(Task details)
Show every line below where "peir" can be found.
-- Data supplied start --
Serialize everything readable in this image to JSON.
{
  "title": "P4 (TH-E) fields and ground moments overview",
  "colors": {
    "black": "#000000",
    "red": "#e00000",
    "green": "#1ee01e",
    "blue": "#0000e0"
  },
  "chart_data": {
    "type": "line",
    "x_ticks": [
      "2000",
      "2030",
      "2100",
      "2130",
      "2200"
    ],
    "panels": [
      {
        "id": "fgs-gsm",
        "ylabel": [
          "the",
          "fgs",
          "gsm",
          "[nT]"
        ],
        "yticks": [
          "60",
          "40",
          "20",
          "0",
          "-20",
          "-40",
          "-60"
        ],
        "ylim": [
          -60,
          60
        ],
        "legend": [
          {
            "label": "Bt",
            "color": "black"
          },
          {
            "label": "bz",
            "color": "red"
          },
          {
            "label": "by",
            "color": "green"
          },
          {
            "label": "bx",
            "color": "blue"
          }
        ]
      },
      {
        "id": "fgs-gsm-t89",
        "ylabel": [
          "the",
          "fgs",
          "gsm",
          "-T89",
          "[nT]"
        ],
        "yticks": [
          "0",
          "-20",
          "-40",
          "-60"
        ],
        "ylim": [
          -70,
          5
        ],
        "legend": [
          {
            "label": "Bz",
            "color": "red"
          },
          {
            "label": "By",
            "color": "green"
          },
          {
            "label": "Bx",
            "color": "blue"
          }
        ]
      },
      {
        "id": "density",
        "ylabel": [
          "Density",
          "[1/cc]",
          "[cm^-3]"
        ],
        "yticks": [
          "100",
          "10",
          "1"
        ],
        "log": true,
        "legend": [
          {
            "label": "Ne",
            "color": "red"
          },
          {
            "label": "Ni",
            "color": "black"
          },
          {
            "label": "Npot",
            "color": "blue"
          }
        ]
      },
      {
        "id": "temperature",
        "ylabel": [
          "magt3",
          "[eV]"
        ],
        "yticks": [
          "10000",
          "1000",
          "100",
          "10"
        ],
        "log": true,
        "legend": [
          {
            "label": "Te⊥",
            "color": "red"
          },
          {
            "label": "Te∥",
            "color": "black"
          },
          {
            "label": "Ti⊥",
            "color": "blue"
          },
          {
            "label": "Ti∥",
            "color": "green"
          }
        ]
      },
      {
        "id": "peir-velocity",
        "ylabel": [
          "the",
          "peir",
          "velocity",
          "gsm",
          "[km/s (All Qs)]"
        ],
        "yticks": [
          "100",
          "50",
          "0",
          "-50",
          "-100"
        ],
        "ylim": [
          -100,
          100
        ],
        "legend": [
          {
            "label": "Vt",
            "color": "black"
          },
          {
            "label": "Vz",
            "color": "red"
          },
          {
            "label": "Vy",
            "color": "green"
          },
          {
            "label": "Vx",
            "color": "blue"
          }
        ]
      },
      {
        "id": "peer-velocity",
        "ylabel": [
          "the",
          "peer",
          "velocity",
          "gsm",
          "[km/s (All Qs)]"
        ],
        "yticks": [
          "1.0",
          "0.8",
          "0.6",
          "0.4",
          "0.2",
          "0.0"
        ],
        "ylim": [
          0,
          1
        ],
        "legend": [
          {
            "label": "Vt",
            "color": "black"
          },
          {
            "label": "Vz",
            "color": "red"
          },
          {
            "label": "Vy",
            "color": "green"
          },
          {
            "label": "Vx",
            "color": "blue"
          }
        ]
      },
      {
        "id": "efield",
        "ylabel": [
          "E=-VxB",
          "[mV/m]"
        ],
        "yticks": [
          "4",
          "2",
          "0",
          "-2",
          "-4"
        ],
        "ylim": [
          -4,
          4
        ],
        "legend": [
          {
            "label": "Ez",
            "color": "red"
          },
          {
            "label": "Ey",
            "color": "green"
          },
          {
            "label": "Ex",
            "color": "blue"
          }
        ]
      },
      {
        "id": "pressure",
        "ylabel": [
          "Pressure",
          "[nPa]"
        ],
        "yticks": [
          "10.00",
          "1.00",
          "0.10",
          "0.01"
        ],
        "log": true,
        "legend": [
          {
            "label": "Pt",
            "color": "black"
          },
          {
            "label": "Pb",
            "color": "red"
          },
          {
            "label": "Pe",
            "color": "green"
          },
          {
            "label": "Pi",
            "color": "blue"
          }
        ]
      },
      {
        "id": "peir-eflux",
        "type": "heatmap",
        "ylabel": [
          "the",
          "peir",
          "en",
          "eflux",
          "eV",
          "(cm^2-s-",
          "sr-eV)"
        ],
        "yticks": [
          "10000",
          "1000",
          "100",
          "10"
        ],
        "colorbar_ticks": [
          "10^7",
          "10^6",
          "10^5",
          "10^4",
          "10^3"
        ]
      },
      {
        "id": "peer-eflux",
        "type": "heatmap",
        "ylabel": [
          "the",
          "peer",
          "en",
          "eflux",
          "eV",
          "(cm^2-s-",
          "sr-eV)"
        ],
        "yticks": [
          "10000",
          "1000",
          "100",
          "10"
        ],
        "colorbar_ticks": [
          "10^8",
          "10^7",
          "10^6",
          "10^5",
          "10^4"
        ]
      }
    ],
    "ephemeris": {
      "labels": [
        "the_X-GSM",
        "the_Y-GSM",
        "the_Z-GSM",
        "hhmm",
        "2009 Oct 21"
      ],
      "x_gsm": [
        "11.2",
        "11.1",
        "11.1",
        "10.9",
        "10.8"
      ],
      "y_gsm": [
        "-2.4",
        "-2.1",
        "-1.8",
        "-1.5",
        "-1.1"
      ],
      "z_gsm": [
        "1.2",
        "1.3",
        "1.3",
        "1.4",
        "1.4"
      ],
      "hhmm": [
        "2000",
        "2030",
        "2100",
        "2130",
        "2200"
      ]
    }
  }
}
-- Data supplied end --
(Worked solution)
        "id": "peir-velocity",
          "peir",
        "id": "peir-eflux",
          "peir",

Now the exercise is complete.